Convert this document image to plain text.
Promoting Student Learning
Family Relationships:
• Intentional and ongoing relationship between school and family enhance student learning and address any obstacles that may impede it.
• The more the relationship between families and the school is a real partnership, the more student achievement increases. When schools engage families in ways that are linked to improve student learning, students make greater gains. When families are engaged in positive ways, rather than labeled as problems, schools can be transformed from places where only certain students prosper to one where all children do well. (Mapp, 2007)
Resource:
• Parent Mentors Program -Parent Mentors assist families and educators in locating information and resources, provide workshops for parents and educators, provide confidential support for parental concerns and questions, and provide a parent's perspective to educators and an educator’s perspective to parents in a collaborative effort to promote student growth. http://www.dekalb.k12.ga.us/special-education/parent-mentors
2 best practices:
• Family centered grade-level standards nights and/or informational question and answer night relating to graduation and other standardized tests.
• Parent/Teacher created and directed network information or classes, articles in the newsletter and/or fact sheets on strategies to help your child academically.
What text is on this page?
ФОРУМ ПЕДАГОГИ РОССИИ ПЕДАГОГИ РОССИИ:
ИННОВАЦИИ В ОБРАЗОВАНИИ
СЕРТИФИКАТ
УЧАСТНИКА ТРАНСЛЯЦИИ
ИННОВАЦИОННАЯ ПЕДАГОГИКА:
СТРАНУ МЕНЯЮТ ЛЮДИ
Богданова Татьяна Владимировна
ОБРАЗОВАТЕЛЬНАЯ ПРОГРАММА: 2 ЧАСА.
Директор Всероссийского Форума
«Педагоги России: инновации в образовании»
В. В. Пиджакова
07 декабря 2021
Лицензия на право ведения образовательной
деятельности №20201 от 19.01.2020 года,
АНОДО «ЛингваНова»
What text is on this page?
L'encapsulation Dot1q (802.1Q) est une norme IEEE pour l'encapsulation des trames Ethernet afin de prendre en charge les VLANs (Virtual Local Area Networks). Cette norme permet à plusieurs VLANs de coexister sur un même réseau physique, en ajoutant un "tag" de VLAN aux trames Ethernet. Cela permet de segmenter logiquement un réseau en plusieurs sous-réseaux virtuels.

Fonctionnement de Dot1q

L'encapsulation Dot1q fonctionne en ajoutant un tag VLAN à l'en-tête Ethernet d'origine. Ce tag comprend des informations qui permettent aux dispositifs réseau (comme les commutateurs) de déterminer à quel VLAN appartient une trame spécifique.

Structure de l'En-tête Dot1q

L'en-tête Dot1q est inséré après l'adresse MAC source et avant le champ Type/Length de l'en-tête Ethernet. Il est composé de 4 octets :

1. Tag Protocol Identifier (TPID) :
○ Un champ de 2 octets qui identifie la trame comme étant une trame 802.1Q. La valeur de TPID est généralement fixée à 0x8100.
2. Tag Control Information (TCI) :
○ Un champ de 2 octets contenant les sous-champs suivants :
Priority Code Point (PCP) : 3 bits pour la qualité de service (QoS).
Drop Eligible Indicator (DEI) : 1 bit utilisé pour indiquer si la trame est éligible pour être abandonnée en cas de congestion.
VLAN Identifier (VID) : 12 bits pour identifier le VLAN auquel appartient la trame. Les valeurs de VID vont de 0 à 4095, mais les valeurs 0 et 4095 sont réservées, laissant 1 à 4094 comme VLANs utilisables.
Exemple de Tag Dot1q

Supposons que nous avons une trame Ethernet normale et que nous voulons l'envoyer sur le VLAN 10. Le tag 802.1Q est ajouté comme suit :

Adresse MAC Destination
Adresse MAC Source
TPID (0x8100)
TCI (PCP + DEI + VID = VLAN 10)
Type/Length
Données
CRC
■ ■ ■ ■
Find all lines where the word "Identifier" appears. Copy them.

* Answer to this exercise:
1. Tag Protocol Identifier (TPID) :
VLAN Identifier (VID) : 12 bits pour identifier le VLAN auquel appartient la trame. Les valeurs de VID vont de 0 à 4095, mais les valeurs 0 et 4095 sont réservées, laissant 1 à 4094 comme VLANs utilisables.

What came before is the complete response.